[Saved entries]
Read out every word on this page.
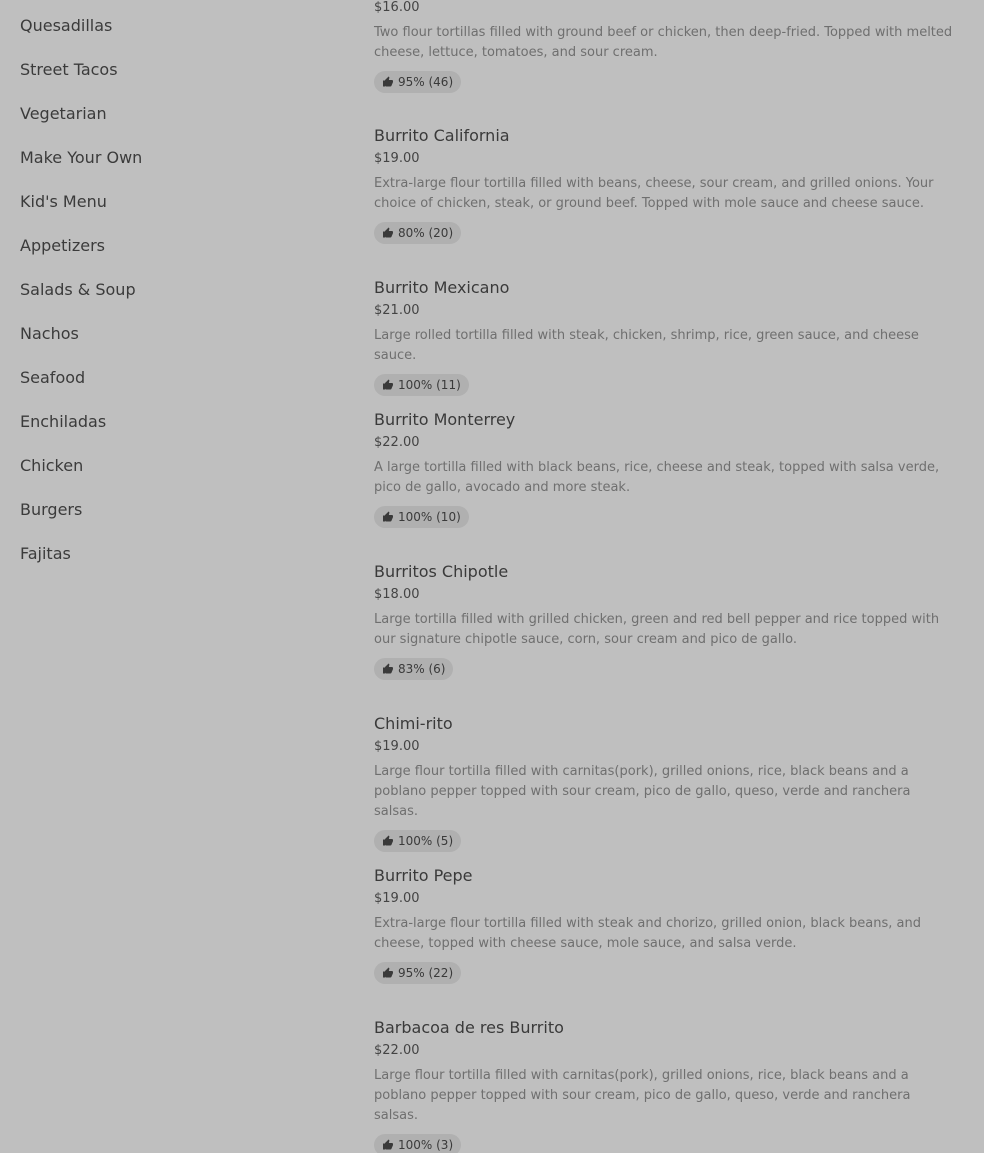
Quesadillas
Street Tacos
Vegetarian
Make Your Own
Kid's Menu
Appetizers
Salads & Soup
Nachos
Seafood
Enchiladas
Chicken
Burgers
Fajitas
$16.00
Two flour tortillas filled with ground beef or chicken, then deep-fried. Topped with melted cheese, lettuce, tomatoes, and sour cream.
95% (46)
Burrito California
$19.00
Extra-large flour tortilla filled with beans, cheese, sour cream, and grilled onions. Your choice of chicken, steak, or ground beef. Topped with mole sauce and cheese sauce.
80% (20)
Burrito Mexicano
$21.00
Large rolled tortilla filled with steak, chicken, shrimp, rice, green sauce, and cheese sauce.
100% (11)
Burrito Monterrey
$22.00
A large tortilla filled with black beans, rice, cheese and steak, topped with salsa verde, pico de gallo, avocado and more steak.
100% (10)
Burritos Chipotle
$18.00
Large tortilla filled with grilled chicken, green and red bell pepper and rice topped with our signature chipotle sauce, corn, sour cream and pico de gallo.
83% (6)
Chimi-rito
$19.00
Large flour tortilla filled with carnitas(pork), grilled onions, rice, black beans and a poblano pepper topped with sour cream, pico de gallo, queso, verde and ranchera salsas.
100% (5)
Burrito Pepe
$19.00
Extra-large flour tortilla filled with steak and chorizo, grilled onion, black beans, and cheese, topped with cheese sauce, mole sauce, and salsa verde.
95% (22)
Barbacoa de res Burrito
$22.00
Large flour tortilla filled with carnitas(pork), grilled onions, rice, black beans and a poblano pepper topped with sour cream, pico de gallo, queso, verde and ranchera salsas.
100% (3)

*Instructions for the task*:
Write out the entries above verbatim; the pictures do not belong in your copy.

*Answer to this problem*:
Read out every word on this page.
Quesadillas
Street Tacos
Vegetarian
Make Your Own
Kid's Menu
Appetizers
Salads & Soup
Nachos
Seafood
Enchiladas
Chicken
Burgers
Fajitas
$16.00
Two flour tortillas filled with ground beef or chicken, then deep-fried. Topped with melted cheese, lettuce, tomatoes, and sour cream.
95% (46)
Burrito California
$19.00
Extra-large flour tortilla filled with beans, cheese, sour cream, and grilled onions. Your choice of chicken, steak, or ground beef. Topped with mole sauce and cheese sauce.
80% (20)
Burrito Mexicano
$21.00
Large rolled tortilla filled with steak, chicken, shrimp, rice, green sauce, and cheese sauce.
100% (11)
Burrito Monterrey
$22.00
A large tortilla filled with black beans, rice, cheese and steak, topped with salsa verde, pico de gallo, avocado and more steak.
100% (10)
Burritos Chipotle
$18.00
Large tortilla filled with grilled chicken, green and red bell pepper and rice topped with our signature chipotle sauce, corn, sour cream and pico de gallo.
83% (6)
Chimi-rito
$19.00
Large flour tortilla filled with carnitas(pork), grilled onions, rice, black beans and a poblano pepper topped with sour cream, pico de gallo, queso, verde and ranchera salsas.
100% (5)
Burrito Pepe
$19.00
Extra-large flour tortilla filled with steak and chorizo, grilled onion, black beans, and cheese, topped with cheese sauce, mole sauce, and salsa verde.
95% (22)
Barbacoa de res Burrito
$22.00
Large flour tortilla filled with carnitas(pork), grilled onions, rice, black beans and a poblano pepper topped with sour cream, pico de gallo, queso, verde and ranchera salsas.
100% (3)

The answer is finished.